AUSZUG =
>>>
Das Schreiben: ein Broterwerb
Die Literatur ist eine nicht so subversive Kunst und die guten Autoren, die, die wirklich etwas zu sagen haben, werden nicht automatisch veröffentlicht. Sie erklärt mir: "Es liegt daran, dass es viele Förderungen gibt. Und so werden vor allem die gefördert, die die breite Masse lesen möchte."
2004 erhielt Lucia den Planeta-Preis für ihren vorletzten Roman Un milagro en equilibrio, zu Deutsch 'Ein Wunder im Gleichgewicht'. Mit viel Geschick, liebevoll, lustig und poetisch erzählt eine Mutter ihrem Kind von dem Glück es gezeugt, getragen und zur Welt gebracht zu haben.
Ihre Karriere ist das Schreiben: Journalistin, Übersetzerin, Skript-Schreiberin, Jobs in der Werbung. Mit Abstand kann sie darüber lachen. "Es ist nicht einmal die Literatur, die mich am meisten berührt. Musik und Gemälde können mich in einen Zustand versetzen, das kein Buch schafft. Trotzdem lese ich gern. Es ist nur so, dass ich buchstäblich in Trance gerate, wenn ich Musik höre."
<<<
GESTELLTE AUFGABE A =
Beantworte zum Auszug über Lucia und das Schreiben folgende Fragen:
(i) Welchen Preis erhielt Lucia 2004?
(ii) Wie lautet der deutsche Titel ihres vorletzten Romans?
(iii) Wann gerät sie nach eigener Aussage buchstäblich in Trance?
GESTELLTE AUFGABE B = Bearbeite in den Einträgen den Abschnitt von der Zeile mit „224, 403, 232]“ bis einschließlich der Zeile mit „ohlc-values: O: 8,57614“, indem du „candle-body“ durch „candle-rect“ ersetzt. Gib nur diese Zeilen zurück und lass alles Übrige unverändert.

ÜBUNGSMATERIAL =
>>>
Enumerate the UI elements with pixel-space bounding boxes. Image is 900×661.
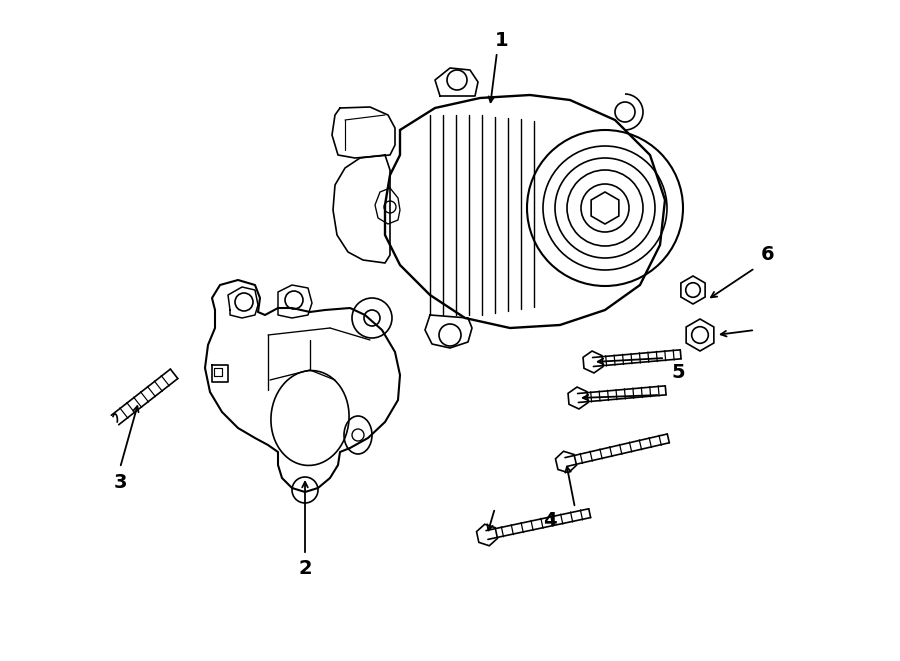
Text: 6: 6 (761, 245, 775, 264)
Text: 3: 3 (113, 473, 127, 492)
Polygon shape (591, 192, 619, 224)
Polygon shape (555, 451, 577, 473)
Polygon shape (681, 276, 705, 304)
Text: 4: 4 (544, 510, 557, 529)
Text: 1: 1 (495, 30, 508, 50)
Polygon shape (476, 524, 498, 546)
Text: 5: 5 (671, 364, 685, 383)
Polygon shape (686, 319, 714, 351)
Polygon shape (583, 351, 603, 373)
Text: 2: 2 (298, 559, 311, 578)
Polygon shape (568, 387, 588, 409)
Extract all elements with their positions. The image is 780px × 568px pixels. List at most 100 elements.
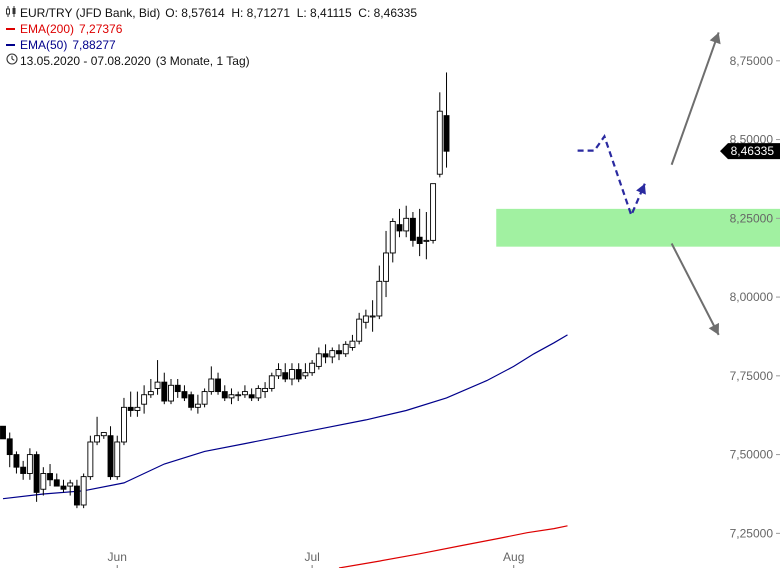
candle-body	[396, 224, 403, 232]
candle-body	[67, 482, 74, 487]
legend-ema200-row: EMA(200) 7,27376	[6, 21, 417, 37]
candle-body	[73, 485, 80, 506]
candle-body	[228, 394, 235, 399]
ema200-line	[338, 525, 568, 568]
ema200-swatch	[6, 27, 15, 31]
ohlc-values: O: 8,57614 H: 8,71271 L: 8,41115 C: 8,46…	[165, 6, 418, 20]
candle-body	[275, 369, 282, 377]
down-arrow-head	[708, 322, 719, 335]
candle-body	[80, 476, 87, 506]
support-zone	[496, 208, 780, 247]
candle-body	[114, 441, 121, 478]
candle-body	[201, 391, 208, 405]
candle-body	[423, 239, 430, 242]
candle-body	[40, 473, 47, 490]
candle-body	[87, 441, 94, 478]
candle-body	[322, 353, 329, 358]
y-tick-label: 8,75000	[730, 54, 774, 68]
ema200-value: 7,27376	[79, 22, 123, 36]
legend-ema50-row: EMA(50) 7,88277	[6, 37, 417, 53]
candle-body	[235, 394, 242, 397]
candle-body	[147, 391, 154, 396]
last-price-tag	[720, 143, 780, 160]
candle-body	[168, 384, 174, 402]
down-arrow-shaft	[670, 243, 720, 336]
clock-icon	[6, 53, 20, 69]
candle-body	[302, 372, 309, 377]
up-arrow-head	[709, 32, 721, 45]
<<<
LÖSUNG A =
(i) Den Planeta-Preis.
(ii) 'Ein Wunder im Gleichgewicht'.
(iii) Wenn sie Musik hört.

LÖSUNG B =
candle-rect	[396, 224, 403, 232]
candle-rect	[67, 482, 74, 487]
legend-ema200-row: EMA(200) 7,27376	[6, 21, 417, 37]
candle-rect	[73, 485, 80, 506]
candle-rect	[228, 394, 235, 399]
ema200-line	[338, 525, 568, 568]
ema200-swatch	[6, 27, 15, 31]
ohlc-values: O: 8,57614 H: 8,71271 L: 8,41115 C: 8,46…	[165, 6, 418, 20]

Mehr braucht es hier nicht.